## Exercise requirements:
Gather all lines containing the string "einem" and copy them out.

-- BEGIN Recorded information --

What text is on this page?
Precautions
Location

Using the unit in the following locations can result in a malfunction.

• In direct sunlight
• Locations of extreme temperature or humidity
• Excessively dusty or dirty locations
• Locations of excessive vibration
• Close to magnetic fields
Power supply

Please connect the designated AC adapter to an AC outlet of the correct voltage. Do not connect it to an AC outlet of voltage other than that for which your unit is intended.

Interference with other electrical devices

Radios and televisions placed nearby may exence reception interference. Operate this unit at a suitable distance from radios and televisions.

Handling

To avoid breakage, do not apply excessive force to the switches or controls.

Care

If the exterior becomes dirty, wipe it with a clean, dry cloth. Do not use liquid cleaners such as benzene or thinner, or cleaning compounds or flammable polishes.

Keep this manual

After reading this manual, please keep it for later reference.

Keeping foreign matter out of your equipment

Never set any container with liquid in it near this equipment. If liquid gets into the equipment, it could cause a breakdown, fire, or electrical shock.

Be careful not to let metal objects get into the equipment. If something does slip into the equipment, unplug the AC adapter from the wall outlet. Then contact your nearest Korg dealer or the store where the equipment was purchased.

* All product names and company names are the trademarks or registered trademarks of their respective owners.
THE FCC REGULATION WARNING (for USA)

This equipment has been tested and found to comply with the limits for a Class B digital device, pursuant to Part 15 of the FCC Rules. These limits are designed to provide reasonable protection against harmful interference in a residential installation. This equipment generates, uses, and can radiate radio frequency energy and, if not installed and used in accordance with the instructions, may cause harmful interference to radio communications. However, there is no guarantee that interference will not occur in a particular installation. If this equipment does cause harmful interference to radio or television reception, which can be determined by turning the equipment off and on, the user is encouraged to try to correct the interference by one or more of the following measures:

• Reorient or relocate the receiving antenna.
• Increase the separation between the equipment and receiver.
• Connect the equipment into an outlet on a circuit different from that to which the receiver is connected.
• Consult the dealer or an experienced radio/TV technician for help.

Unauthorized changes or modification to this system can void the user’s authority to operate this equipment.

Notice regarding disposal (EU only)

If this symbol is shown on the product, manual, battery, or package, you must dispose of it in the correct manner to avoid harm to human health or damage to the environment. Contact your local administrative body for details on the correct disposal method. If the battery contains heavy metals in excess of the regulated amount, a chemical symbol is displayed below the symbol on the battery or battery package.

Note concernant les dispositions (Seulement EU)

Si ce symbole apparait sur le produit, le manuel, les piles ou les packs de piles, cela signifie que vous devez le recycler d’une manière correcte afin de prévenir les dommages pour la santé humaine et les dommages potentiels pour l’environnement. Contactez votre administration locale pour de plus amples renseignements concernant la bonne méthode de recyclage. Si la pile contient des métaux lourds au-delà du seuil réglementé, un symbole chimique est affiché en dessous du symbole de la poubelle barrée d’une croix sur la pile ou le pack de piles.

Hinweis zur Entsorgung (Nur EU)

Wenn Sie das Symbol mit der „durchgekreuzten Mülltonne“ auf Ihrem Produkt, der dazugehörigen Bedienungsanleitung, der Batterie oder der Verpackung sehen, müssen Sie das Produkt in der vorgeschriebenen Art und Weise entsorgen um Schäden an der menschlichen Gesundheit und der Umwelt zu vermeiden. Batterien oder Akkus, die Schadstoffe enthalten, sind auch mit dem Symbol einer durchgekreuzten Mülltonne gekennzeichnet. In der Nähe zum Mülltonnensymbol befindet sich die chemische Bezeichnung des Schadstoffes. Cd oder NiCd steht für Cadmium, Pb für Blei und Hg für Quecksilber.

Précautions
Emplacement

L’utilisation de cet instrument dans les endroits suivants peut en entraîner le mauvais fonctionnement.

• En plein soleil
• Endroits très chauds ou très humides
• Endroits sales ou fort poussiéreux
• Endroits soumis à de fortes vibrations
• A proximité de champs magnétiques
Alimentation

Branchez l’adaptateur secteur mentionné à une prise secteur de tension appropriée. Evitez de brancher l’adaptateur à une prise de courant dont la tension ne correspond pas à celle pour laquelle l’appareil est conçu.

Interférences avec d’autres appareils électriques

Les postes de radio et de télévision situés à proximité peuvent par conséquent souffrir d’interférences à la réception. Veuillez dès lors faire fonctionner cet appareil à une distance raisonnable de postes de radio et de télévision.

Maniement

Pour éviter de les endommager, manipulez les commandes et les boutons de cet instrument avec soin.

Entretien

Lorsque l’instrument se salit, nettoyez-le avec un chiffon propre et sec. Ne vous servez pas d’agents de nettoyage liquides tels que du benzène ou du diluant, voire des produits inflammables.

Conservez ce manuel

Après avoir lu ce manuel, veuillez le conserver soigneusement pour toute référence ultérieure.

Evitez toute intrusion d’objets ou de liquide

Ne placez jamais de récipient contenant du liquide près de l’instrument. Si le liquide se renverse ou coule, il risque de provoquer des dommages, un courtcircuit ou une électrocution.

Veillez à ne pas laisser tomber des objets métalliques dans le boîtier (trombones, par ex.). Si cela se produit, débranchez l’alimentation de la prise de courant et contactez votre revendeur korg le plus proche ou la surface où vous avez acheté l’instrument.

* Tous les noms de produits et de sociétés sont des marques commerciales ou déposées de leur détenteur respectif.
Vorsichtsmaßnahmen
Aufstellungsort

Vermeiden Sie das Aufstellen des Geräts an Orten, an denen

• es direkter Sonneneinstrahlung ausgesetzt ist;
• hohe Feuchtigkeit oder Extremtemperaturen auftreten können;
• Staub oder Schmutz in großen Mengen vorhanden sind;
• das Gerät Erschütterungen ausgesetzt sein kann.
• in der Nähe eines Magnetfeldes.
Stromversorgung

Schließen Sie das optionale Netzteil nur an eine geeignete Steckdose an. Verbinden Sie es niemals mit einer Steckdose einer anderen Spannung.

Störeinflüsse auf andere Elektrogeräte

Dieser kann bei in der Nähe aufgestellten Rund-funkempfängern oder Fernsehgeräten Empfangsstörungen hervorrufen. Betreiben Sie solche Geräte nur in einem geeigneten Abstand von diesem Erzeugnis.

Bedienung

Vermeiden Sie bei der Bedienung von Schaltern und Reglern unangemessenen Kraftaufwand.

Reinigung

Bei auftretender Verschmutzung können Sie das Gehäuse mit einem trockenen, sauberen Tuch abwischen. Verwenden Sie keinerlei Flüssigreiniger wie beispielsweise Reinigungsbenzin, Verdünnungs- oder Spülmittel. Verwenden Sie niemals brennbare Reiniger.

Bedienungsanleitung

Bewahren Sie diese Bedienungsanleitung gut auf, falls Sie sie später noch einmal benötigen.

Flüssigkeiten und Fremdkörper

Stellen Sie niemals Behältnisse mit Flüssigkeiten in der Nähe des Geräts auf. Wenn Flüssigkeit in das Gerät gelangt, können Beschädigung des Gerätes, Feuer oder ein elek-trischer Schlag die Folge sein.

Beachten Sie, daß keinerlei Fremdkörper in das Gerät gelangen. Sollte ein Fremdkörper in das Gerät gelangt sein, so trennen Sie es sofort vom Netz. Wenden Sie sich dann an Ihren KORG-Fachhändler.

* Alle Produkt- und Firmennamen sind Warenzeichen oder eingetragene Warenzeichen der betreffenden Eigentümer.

-- END Recorded information --
-- BEGIN Recorded information --

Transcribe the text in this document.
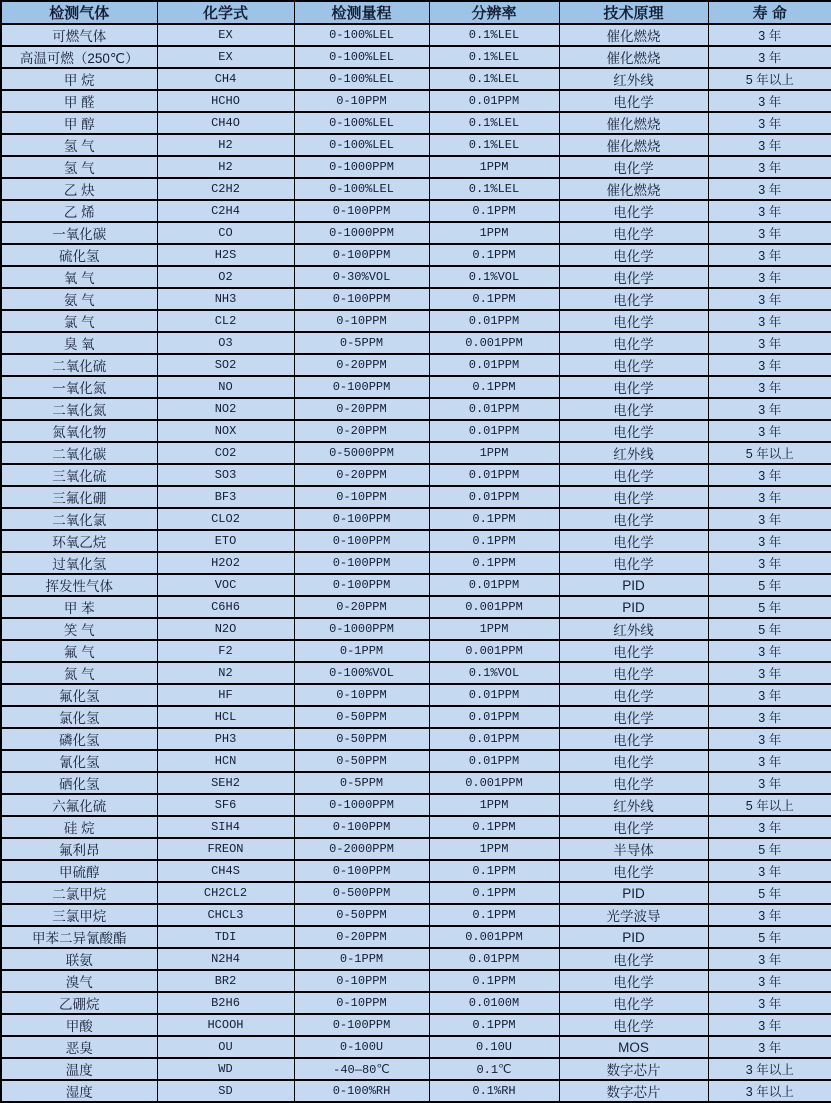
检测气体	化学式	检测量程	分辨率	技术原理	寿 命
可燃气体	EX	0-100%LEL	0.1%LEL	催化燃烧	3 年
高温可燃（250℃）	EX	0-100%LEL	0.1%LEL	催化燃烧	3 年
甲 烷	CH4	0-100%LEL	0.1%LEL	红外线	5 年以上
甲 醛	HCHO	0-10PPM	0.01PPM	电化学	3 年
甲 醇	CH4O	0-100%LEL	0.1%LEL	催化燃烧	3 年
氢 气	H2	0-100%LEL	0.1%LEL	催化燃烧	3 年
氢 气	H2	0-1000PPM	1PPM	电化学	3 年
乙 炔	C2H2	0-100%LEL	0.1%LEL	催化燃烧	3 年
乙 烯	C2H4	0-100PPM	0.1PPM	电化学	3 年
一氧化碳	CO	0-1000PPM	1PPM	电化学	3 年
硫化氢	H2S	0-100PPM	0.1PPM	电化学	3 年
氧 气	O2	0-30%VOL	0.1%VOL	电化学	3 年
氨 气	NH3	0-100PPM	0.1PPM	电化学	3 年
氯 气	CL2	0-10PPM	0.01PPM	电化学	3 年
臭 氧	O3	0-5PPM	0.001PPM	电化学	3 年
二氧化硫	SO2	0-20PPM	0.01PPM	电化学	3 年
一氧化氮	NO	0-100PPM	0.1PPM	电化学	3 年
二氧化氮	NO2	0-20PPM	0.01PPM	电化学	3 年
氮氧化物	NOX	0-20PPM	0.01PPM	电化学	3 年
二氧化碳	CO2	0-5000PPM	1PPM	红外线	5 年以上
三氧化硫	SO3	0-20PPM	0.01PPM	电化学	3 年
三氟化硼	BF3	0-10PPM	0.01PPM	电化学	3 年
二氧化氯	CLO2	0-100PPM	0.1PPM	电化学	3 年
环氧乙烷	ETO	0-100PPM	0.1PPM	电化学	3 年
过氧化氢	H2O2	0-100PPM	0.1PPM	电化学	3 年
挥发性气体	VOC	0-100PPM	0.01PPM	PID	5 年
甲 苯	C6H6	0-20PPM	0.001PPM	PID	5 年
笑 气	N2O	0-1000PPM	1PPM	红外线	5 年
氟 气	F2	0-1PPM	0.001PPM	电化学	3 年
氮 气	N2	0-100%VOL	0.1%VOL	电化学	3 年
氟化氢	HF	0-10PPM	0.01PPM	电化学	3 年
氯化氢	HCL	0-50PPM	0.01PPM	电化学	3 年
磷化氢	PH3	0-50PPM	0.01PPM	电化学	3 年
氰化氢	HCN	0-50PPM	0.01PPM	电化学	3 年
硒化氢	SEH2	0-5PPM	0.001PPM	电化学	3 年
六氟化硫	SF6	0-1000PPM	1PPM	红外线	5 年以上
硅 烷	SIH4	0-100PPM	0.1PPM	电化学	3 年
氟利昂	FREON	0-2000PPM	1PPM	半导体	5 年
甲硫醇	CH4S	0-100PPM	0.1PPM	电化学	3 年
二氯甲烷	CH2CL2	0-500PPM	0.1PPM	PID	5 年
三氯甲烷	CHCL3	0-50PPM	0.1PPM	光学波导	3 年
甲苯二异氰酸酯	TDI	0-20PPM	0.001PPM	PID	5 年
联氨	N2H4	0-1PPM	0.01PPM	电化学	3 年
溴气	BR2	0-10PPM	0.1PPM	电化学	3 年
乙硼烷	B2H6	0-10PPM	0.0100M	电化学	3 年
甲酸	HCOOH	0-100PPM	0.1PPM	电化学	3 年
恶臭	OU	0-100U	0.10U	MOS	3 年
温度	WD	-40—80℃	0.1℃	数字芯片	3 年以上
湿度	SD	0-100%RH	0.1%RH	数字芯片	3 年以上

-- END Recorded information --

## Written solution:
Dieser kann bei in der Nähe aufgestellten Rund-funkempfängern oder Fernsehgeräten Empfangsstörungen hervorrufen. Betreiben Sie solche Geräte nur in einem geeigneten Abstand von diesem Erzeugnis.
Bei auftretender Verschmutzung können Sie das Gehäuse mit einem trockenen, sauberen Tuch abwischen. Verwenden Sie keinerlei Flüssigreiniger wie beispielsweise Reinigungsbenzin, Verdünnungs- oder Spülmittel. Verwenden Sie niemals brennbare Reiniger.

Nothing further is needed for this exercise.